§ INFORMATION SHOWN
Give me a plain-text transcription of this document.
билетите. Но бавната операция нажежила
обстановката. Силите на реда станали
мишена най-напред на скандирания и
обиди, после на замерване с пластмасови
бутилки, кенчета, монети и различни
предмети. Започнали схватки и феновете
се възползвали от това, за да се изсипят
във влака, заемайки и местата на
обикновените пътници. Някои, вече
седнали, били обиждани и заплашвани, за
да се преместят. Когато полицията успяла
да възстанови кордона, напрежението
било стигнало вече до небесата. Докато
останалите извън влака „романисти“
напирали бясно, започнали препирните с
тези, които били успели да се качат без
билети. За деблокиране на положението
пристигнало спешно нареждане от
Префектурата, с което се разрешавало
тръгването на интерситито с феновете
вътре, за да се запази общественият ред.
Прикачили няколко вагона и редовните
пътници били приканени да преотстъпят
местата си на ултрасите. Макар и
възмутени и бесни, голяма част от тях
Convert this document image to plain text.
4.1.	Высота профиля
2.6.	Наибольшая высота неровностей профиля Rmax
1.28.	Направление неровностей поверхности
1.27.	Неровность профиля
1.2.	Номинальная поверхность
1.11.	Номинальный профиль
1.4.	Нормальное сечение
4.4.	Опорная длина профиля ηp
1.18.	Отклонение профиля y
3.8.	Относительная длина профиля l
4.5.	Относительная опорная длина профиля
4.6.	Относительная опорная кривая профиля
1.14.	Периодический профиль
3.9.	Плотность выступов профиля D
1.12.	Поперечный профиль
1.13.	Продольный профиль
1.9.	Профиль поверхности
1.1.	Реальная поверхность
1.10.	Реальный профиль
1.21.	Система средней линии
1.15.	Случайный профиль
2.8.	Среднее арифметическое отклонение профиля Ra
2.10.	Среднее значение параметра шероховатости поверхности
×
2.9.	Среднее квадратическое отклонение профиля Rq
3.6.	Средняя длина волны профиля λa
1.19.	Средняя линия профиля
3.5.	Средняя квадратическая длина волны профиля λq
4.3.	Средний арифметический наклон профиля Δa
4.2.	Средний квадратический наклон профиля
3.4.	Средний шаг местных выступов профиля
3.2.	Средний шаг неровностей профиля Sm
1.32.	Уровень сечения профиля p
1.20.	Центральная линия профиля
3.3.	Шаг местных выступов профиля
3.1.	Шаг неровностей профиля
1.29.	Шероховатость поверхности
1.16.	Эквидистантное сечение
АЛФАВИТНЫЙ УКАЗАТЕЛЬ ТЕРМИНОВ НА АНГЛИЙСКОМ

§ SHORT TASK
Across the data, tally the lines containing "наклон" and give back the number alone.

§ SOLVED PROBLEM
2